_DATASET ROWS_

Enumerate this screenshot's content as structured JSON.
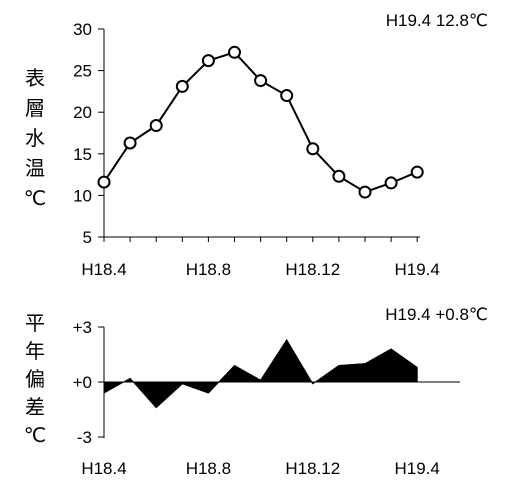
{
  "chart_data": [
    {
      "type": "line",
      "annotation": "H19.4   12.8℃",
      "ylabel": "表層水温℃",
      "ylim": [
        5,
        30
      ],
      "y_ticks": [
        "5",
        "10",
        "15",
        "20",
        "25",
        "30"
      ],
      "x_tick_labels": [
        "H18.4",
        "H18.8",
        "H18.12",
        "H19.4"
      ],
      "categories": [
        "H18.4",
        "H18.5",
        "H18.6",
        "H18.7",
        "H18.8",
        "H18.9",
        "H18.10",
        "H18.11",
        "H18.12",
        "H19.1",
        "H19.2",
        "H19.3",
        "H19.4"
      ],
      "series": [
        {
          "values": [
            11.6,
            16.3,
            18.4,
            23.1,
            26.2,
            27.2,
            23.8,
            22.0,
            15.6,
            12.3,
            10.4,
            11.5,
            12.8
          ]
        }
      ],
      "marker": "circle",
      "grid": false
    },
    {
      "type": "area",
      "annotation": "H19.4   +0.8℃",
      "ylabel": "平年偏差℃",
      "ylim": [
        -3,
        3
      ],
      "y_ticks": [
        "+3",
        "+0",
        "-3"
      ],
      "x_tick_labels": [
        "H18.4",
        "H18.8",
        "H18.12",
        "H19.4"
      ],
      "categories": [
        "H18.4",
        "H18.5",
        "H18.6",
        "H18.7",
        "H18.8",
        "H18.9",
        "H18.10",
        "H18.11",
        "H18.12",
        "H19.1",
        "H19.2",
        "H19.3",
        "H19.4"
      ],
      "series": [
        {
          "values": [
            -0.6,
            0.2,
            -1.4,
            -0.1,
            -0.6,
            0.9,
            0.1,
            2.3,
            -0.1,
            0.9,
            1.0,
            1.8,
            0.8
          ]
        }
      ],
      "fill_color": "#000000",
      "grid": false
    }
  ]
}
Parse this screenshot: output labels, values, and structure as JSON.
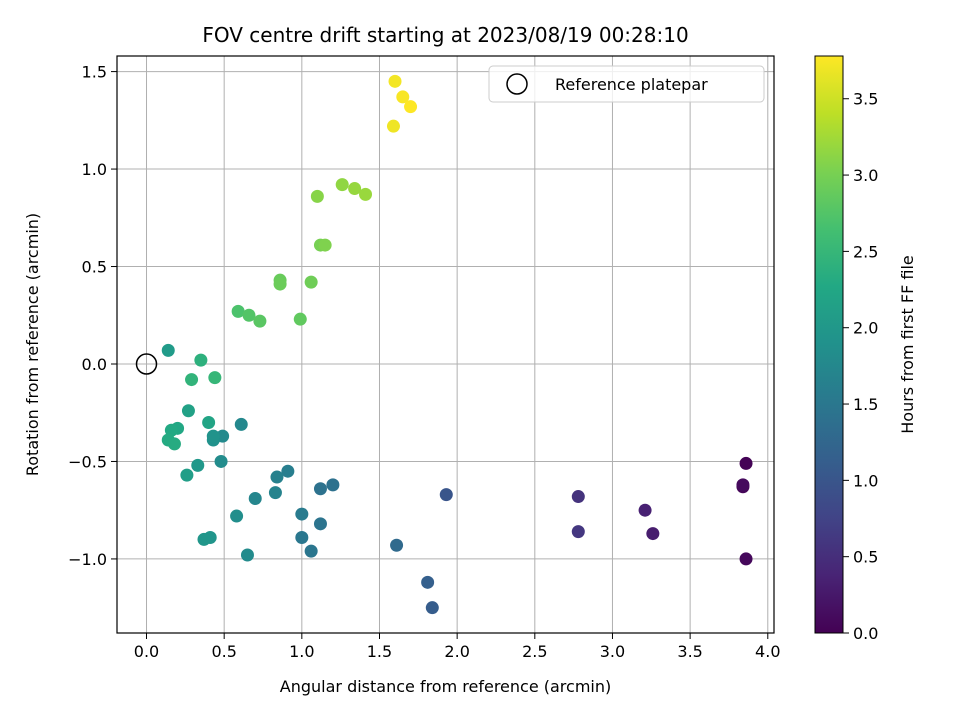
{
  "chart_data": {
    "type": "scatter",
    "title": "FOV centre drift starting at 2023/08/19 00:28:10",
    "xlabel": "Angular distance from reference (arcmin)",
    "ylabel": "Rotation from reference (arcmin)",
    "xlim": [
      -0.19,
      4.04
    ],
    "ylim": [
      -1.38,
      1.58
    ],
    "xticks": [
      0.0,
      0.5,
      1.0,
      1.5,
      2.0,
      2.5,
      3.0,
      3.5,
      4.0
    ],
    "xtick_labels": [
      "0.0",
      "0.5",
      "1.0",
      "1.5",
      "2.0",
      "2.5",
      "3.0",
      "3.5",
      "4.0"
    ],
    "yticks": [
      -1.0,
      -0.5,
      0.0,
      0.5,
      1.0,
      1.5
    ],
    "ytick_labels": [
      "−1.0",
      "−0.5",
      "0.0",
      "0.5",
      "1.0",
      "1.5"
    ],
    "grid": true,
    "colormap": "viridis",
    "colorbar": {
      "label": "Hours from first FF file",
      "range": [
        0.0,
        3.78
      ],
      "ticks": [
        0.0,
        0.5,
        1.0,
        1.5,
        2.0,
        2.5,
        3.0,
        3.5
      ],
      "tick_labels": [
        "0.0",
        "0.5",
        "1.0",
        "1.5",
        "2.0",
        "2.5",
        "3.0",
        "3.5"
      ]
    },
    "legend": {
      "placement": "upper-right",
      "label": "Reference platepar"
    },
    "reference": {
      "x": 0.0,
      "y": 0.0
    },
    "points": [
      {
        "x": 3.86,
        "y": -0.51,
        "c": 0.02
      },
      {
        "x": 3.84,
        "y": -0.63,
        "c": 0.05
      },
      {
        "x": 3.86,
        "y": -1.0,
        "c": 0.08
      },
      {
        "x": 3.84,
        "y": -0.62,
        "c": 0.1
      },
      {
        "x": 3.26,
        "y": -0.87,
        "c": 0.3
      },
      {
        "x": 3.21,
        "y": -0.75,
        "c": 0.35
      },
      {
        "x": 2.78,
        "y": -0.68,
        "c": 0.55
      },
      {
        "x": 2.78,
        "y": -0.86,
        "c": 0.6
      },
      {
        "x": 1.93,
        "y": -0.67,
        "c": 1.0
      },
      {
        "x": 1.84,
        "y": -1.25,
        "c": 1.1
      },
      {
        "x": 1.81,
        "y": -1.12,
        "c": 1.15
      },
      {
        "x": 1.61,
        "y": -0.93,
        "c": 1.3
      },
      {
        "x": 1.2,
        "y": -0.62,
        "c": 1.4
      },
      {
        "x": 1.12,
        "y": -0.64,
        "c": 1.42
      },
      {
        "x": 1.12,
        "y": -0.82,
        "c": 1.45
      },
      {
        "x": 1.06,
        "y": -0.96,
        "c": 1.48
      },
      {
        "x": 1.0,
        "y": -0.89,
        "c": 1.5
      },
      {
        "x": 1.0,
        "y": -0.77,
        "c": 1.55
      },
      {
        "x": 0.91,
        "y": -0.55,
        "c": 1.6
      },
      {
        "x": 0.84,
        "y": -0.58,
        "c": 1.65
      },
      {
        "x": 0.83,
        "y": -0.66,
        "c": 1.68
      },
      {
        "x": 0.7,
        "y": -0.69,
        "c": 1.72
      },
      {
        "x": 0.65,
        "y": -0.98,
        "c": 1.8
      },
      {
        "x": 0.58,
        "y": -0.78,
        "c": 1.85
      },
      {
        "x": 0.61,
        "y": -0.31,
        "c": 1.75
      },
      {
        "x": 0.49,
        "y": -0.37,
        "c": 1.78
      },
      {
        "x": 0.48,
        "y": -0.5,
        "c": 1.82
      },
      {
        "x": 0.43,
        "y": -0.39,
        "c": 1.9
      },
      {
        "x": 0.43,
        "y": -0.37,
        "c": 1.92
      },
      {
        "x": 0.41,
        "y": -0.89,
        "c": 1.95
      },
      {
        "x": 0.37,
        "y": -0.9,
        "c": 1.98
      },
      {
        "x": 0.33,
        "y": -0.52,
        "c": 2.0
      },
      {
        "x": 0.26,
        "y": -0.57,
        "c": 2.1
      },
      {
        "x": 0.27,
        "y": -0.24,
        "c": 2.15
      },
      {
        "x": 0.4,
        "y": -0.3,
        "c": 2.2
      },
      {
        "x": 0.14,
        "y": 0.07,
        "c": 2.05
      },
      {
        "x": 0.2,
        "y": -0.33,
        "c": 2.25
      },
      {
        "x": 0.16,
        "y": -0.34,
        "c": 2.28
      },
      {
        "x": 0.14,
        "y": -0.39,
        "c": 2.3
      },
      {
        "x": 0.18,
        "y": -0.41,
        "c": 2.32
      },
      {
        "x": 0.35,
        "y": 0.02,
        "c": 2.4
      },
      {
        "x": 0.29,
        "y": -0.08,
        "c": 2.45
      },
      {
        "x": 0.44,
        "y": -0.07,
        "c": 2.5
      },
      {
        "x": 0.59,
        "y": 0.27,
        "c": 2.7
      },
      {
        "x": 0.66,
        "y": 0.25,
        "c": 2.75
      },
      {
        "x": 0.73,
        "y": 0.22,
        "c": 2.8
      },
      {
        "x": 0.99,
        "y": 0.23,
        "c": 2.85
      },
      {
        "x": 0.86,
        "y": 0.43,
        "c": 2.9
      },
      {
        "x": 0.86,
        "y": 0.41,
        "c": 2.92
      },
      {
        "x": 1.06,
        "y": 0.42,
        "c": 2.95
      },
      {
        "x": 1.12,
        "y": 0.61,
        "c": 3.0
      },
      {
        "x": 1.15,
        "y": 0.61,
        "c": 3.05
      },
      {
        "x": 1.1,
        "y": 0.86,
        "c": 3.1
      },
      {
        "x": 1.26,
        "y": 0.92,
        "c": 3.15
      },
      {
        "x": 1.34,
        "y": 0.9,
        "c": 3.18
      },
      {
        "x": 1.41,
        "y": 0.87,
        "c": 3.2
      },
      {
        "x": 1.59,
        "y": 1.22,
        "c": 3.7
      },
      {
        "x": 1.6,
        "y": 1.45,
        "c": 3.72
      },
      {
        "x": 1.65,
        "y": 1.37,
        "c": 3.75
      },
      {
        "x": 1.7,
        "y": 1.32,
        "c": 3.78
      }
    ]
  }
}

_TO DO_
From the listing above, copy all lines holding the word "screenshot".

_RIGHT ANSWER_
Enumerate this screenshot's content as structured JSON.
Parse this screenshot: output labels, values, and structure as JSON.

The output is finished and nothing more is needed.